Spot each line in the records below where the word "title" occurs, then copy it.

——————

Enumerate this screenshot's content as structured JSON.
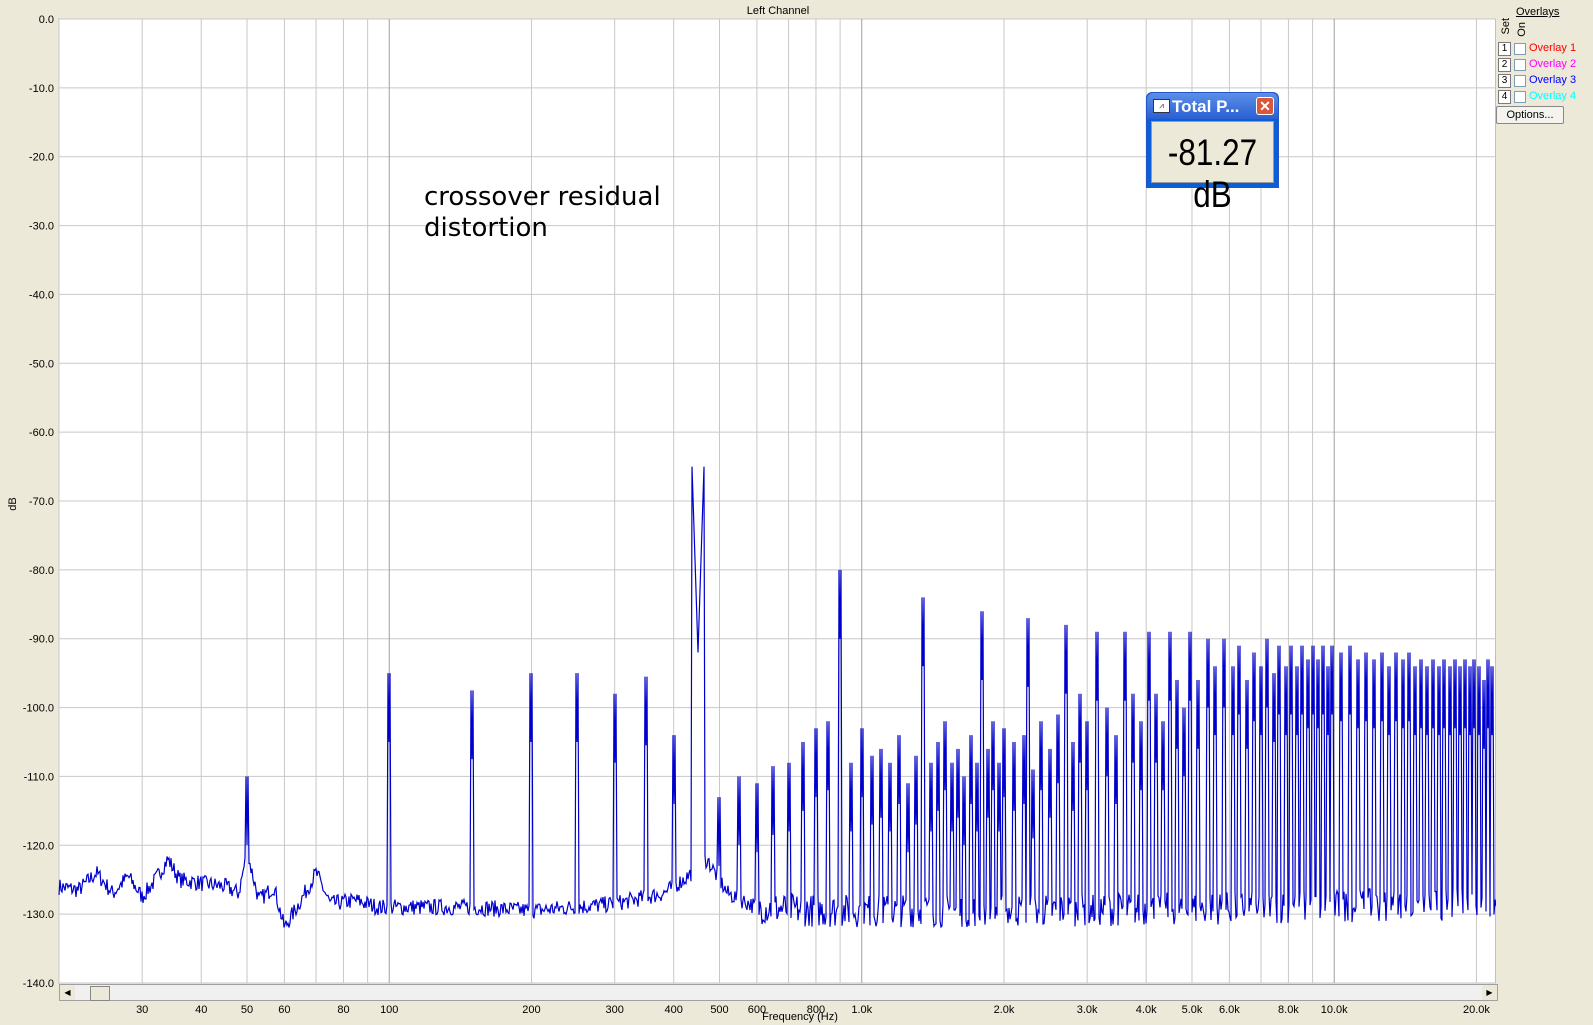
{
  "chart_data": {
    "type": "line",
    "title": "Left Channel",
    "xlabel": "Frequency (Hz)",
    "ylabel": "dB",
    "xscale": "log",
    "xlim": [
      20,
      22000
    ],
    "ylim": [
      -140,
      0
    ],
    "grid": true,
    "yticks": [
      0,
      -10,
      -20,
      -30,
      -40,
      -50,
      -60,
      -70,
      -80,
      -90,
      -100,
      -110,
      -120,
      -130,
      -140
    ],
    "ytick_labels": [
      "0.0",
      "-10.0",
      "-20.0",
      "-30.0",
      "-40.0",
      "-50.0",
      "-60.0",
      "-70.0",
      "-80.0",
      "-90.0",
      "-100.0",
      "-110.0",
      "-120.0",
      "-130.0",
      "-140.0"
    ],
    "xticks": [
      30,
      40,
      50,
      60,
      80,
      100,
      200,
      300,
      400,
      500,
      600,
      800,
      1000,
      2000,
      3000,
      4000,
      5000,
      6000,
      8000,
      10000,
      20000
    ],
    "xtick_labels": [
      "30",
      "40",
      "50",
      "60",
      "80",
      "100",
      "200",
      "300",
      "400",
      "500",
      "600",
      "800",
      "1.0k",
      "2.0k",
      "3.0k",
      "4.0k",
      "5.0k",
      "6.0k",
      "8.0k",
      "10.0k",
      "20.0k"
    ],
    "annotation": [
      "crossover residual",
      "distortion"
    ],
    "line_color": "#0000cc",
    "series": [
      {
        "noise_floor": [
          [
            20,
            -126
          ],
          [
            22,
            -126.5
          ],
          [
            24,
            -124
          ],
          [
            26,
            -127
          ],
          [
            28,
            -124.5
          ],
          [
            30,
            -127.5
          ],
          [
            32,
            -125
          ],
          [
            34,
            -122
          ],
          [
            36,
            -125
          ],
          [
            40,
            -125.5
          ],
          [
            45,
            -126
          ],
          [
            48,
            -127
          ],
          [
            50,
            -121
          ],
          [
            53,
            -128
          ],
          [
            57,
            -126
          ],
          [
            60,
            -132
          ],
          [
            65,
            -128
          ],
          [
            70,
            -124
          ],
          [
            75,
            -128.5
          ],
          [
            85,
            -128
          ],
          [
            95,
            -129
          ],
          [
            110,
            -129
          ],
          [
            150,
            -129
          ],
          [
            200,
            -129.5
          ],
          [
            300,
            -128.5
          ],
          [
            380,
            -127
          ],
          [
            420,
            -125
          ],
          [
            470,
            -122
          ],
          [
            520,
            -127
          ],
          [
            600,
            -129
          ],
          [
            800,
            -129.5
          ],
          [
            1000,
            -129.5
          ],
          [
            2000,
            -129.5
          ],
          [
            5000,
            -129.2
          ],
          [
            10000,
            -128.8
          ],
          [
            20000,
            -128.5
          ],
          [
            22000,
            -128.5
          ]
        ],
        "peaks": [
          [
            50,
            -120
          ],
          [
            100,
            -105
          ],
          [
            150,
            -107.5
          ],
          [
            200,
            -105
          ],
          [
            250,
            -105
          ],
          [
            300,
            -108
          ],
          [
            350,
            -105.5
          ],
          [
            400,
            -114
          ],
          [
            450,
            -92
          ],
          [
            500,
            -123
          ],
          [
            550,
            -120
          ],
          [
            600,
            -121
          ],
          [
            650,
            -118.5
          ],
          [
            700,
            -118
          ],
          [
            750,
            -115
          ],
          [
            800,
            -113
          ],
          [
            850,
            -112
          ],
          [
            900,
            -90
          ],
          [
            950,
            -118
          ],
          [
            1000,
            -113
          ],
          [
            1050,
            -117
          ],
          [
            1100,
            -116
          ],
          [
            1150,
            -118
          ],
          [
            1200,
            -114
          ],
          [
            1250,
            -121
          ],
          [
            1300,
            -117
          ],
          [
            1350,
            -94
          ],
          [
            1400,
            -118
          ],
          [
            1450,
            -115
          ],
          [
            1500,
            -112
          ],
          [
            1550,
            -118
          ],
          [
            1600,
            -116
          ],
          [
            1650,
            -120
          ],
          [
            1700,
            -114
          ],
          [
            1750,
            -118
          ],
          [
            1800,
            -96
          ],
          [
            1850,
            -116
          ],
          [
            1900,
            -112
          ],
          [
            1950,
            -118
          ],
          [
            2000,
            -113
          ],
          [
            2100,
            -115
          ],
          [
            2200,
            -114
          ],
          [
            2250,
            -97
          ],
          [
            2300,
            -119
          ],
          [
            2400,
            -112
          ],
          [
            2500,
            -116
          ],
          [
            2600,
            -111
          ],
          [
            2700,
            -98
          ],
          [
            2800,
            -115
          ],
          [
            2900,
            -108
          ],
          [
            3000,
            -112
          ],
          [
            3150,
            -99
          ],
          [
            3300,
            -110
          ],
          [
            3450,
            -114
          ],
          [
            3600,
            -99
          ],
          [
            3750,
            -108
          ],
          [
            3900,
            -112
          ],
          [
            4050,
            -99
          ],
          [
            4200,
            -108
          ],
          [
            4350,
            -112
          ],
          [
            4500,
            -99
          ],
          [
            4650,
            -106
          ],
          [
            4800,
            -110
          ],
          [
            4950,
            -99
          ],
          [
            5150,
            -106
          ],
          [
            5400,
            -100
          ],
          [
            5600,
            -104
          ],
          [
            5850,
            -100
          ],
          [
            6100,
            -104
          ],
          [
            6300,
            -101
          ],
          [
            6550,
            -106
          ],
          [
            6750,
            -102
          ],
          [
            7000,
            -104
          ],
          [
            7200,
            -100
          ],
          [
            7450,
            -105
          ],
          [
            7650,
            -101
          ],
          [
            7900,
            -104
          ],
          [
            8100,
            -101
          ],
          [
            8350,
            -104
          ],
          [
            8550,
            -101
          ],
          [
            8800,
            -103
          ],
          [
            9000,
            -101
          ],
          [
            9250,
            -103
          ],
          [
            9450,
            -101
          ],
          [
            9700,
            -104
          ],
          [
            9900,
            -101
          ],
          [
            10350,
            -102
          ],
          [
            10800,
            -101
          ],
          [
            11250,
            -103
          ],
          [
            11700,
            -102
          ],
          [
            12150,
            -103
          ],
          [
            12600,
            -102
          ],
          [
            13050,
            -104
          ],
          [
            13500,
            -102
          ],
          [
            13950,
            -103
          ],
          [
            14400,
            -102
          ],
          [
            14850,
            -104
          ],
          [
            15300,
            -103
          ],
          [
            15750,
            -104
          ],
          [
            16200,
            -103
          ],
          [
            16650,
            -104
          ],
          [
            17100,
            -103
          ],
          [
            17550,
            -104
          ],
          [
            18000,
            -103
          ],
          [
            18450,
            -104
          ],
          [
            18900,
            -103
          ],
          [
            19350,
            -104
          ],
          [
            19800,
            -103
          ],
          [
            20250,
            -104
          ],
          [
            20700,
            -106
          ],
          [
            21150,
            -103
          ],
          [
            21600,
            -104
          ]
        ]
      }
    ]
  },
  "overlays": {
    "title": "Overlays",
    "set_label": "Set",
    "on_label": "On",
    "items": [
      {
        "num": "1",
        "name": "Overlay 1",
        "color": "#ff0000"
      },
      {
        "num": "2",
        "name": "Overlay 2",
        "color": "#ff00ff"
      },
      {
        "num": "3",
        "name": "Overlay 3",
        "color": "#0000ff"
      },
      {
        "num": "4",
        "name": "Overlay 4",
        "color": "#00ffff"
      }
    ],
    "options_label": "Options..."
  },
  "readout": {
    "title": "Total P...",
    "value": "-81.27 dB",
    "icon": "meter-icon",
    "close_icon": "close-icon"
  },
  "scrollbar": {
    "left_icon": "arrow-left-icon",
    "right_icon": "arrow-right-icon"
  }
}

——————

| RESULT OF THE TASK |
    "title": "Left Channel",
    "title": "Overlays",
    "title": "Total P...",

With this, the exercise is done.